— START OF Given information —

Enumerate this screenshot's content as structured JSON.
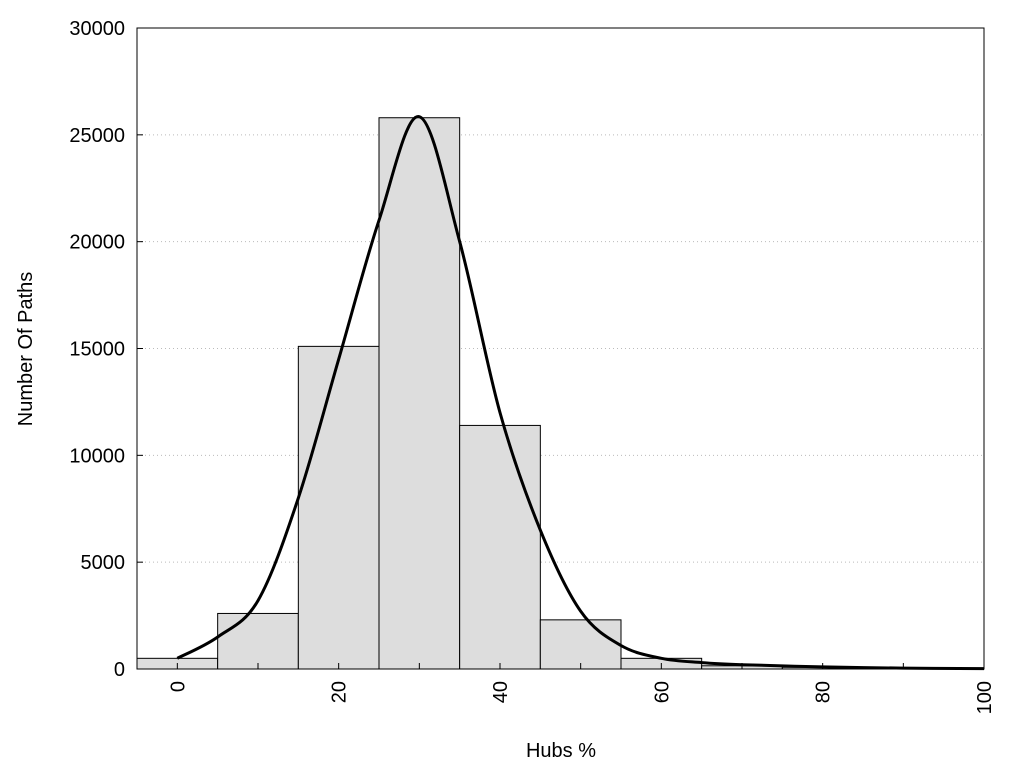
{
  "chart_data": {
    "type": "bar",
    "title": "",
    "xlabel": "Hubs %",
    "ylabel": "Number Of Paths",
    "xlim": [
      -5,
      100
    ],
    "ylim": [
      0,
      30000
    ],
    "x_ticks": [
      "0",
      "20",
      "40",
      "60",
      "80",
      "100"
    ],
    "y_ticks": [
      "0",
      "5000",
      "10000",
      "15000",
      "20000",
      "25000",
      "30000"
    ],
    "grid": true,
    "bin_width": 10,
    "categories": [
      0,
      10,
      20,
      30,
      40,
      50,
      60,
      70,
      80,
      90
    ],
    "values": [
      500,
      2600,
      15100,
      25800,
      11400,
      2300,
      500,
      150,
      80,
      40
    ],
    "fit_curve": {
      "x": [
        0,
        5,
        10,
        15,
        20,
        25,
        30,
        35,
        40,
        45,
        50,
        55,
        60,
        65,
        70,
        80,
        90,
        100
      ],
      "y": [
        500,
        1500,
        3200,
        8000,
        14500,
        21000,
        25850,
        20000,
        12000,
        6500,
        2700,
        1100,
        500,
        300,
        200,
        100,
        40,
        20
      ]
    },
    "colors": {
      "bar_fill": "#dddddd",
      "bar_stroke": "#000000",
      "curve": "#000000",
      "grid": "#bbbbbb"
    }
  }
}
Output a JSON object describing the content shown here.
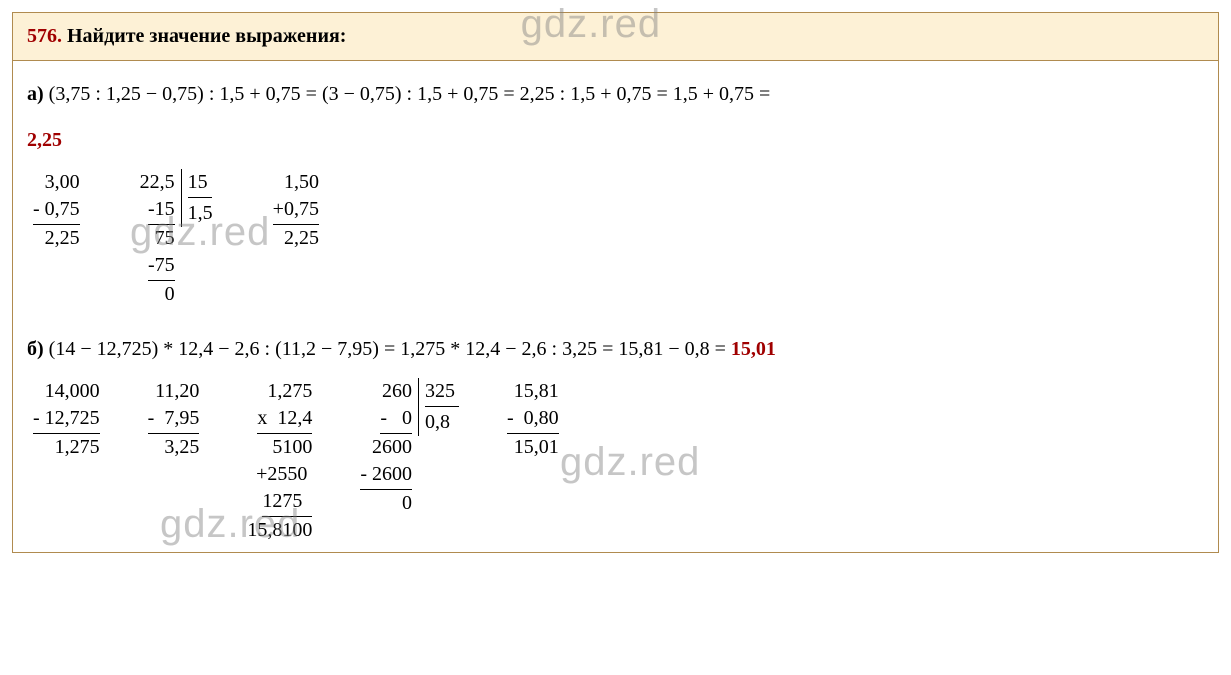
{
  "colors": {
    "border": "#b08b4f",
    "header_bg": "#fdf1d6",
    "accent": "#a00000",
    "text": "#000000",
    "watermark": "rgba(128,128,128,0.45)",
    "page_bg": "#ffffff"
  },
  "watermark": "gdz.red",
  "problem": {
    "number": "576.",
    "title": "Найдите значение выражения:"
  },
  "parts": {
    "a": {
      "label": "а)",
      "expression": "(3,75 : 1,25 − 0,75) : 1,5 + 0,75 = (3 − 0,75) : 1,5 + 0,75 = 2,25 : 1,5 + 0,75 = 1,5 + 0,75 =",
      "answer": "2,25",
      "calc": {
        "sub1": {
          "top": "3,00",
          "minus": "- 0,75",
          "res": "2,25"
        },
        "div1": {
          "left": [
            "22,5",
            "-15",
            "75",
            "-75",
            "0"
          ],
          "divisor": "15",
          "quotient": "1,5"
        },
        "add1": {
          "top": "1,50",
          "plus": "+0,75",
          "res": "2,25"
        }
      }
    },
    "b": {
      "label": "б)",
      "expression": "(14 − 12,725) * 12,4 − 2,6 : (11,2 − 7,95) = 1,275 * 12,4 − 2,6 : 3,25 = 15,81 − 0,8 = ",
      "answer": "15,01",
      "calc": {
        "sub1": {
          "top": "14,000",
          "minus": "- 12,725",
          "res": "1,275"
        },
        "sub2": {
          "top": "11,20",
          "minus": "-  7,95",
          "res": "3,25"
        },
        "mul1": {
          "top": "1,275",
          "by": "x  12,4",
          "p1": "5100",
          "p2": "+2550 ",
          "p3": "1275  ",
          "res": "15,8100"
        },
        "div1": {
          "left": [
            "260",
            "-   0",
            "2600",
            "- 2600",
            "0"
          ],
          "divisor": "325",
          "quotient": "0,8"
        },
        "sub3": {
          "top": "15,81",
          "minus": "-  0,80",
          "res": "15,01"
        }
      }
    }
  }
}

— END OF Given information —

* _Requirement_: Repeat each entry exactly as it appears; skip any picture.

* _Complete response_:
Enumerate this screenshot's content as structured JSON.
{
  "chart_data": {
    "type": "bar",
    "title": "",
    "xlabel": "Hubs %",
    "ylabel": "Number Of Paths",
    "xlim": [
      -5,
      100
    ],
    "ylim": [
      0,
      30000
    ],
    "x_ticks": [
      "0",
      "20",
      "40",
      "60",
      "80",
      "100"
    ],
    "y_ticks": [
      "0",
      "5000",
      "10000",
      "15000",
      "20000",
      "25000",
      "30000"
    ],
    "grid": true,
    "bin_width": 10,
    "categories": [
      0,
      10,
      20,
      30,
      40,
      50,
      60,
      70,
      80,
      90
    ],
    "values": [
      500,
      2600,
      15100,
      25800,
      11400,
      2300,
      500,
      150,
      80,
      40
    ],
    "fit_curve": {
      "x": [
        0,
        5,
        10,
        15,
        20,
        25,
        30,
        35,
        40,
        45,
        50,
        55,
        60,
        65,
        70,
        80,
        90,
        100
      ],
      "y": [
        500,
        1500,
        3200,
        8000,
        14500,
        21000,
        25850,
        20000,
        12000,
        6500,
        2700,
        1100,
        500,
        300,
        200,
        100,
        40,
        20
      ]
    },
    "colors": {
      "bar_fill": "#dddddd",
      "bar_stroke": "#000000",
      "curve": "#000000",
      "grid": "#bbbbbb"
    }
  }
}
Output a JSON object describing the content shown here.
{
  "colors": {
    "border": "#b08b4f",
    "header_bg": "#fdf1d6",
    "accent": "#a00000",
    "text": "#000000",
    "watermark": "rgba(128,128,128,0.45)",
    "page_bg": "#ffffff"
  },
  "watermark": "gdz.red",
  "problem": {
    "number": "576.",
    "title": "Найдите значение выражения:"
  },
  "parts": {
    "a": {
      "label": "а)",
      "expression": "(3,75 : 1,25 − 0,75) : 1,5 + 0,75 = (3 − 0,75) : 1,5 + 0,75 = 2,25 : 1,5 + 0,75 = 1,5 + 0,75 =",
      "answer": "2,25",
      "calc": {
        "sub1": {
          "top": "3,00",
          "minus": "- 0,75",
          "res": "2,25"
        },
        "div1": {
          "left": [
            "22,5",
            "-15",
            "75",
            "-75",
            "0"
          ],
          "divisor": "15",
          "quotient": "1,5"
        },
        "add1": {
          "top": "1,50",
          "plus": "+0,75",
          "res": "2,25"
        }
      }
    },
    "b": {
      "label": "б)",
      "expression": "(14 − 12,725) * 12,4 − 2,6 : (11,2 − 7,95) = 1,275 * 12,4 − 2,6 : 3,25 = 15,81 − 0,8 = ",
      "answer": "15,01",
      "calc": {
        "sub1": {
          "top": "14,000",
          "minus": "- 12,725",
          "res": "1,275"
        },
        "sub2": {
          "top": "11,20",
          "minus": "-  7,95",
          "res": "3,25"
        },
        "mul1": {
          "top": "1,275",
          "by": "x  12,4",
          "p1": "5100",
          "p2": "+2550 ",
          "p3": "1275  ",
          "res": "15,8100"
        },
        "div1": {
          "left": [
            "260",
            "-   0",
            "2600",
            "- 2600",
            "0"
          ],
          "divisor": "325",
          "quotient": "0,8"
        },
        "sub3": {
          "top": "15,81",
          "minus": "-  0,80",
          "res": "15,01"
        }
      }
    }
  }
}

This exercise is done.